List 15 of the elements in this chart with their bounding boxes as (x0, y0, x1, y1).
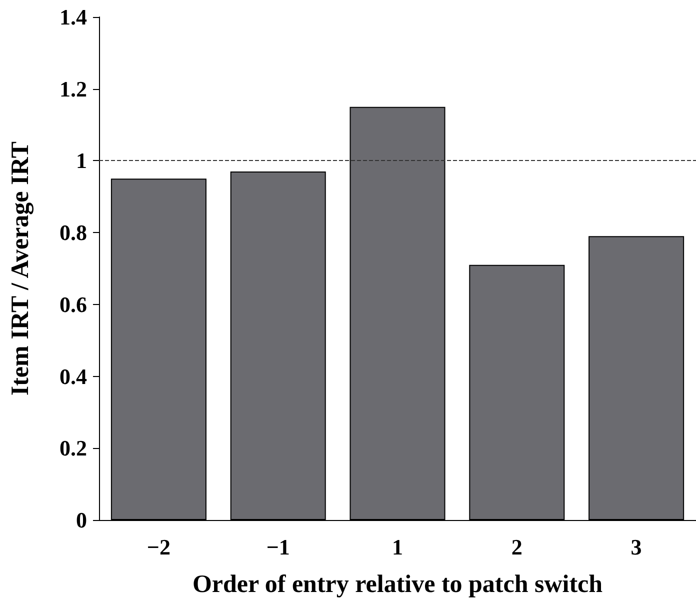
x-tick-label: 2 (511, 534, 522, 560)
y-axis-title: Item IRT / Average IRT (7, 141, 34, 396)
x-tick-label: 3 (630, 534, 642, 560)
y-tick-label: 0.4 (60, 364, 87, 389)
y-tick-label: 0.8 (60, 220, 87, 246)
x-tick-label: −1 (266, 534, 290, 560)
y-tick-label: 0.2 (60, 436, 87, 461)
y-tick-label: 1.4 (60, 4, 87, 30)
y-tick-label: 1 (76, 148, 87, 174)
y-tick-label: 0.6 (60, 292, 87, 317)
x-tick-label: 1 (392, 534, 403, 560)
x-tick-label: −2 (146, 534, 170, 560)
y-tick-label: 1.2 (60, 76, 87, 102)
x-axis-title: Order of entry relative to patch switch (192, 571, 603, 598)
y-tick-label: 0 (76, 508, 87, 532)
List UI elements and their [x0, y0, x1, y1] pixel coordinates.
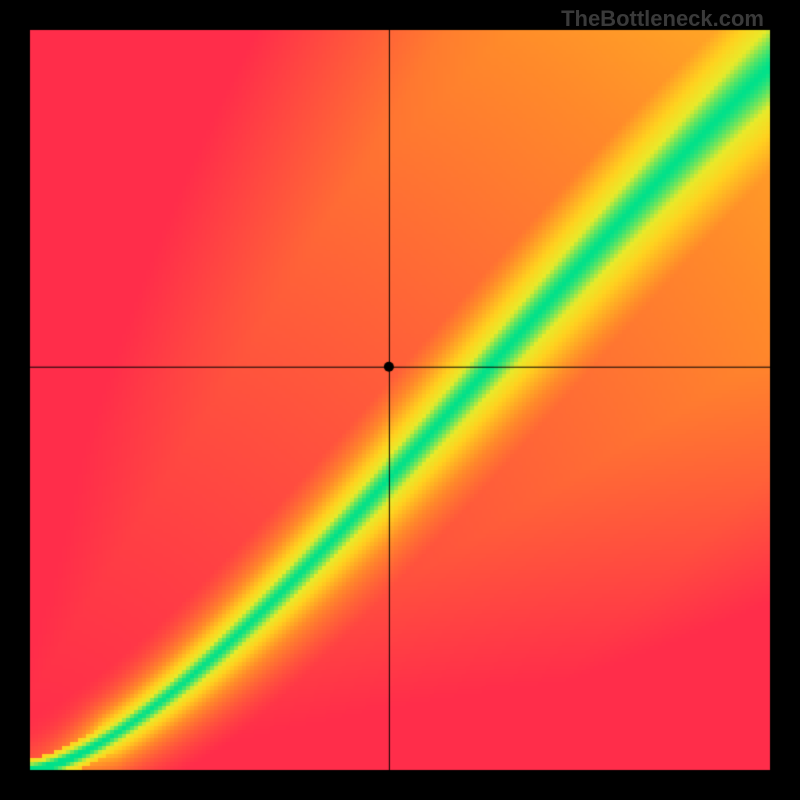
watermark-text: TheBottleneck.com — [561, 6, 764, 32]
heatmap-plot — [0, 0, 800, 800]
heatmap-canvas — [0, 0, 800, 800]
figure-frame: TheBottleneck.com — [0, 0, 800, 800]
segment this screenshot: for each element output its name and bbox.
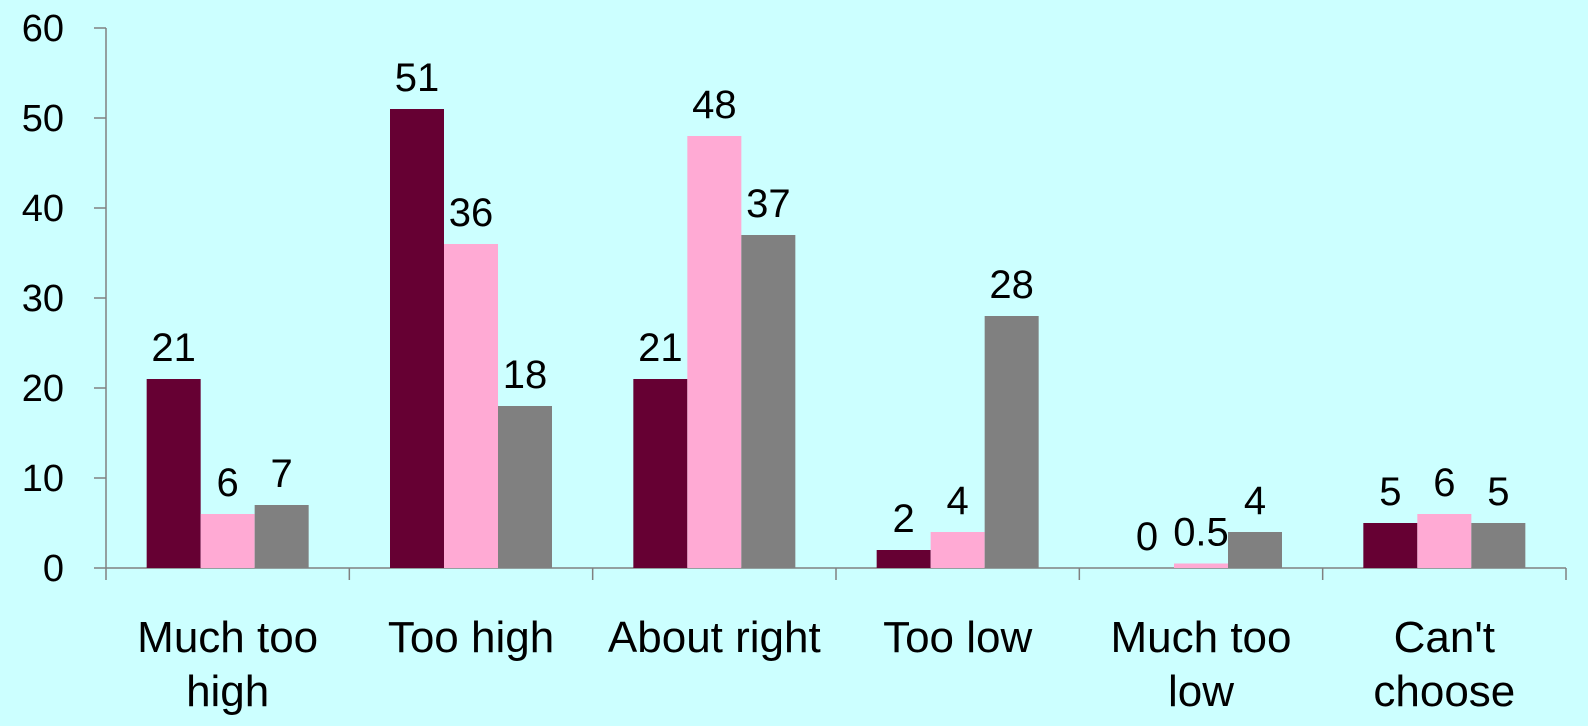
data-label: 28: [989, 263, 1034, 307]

* **WHAT YOU SHOULD DO**:
In the rows above, substitute "bounding rectangles" for "bounding boxes" and write them out again with no other changes. Don't include the pictures.

* **WRITTEN SOLUTION**:
List 15 of the elements in this chart with their bounding rectangles as (x0, y0, x1, y1).
x-tick-label: 2 (511, 534, 522, 560)
y-axis-title: Item IRT / Average IRT (7, 141, 34, 396)
x-tick-label: 3 (630, 534, 642, 560)
y-tick-label: 0.4 (60, 364, 87, 389)
y-tick-label: 0.8 (60, 220, 87, 246)
x-tick-label: −1 (266, 534, 290, 560)
y-tick-label: 0.2 (60, 436, 87, 461)
y-tick-label: 1.4 (60, 4, 87, 30)
y-tick-label: 1 (76, 148, 87, 174)
y-tick-label: 0.6 (60, 292, 87, 317)
x-tick-label: 1 (392, 534, 403, 560)
x-tick-label: −2 (146, 534, 170, 560)
y-tick-label: 1.2 (60, 76, 87, 102)
x-axis-title: Order of entry relative to patch switch (192, 571, 603, 598)
y-tick-label: 0 (76, 508, 87, 532)
List UI elements and their [x0, y0, x1, y1] pixel coordinates.
watermark-text: TheBottleneck.com — [561, 6, 764, 32]
heatmap-plot — [0, 0, 800, 800]
heatmap-canvas — [0, 0, 800, 800]
figure-frame: TheBottleneck.com — [0, 0, 800, 800]
segment this screenshot: for each element output its name and bbox.
data-label: 28: [989, 263, 1034, 307]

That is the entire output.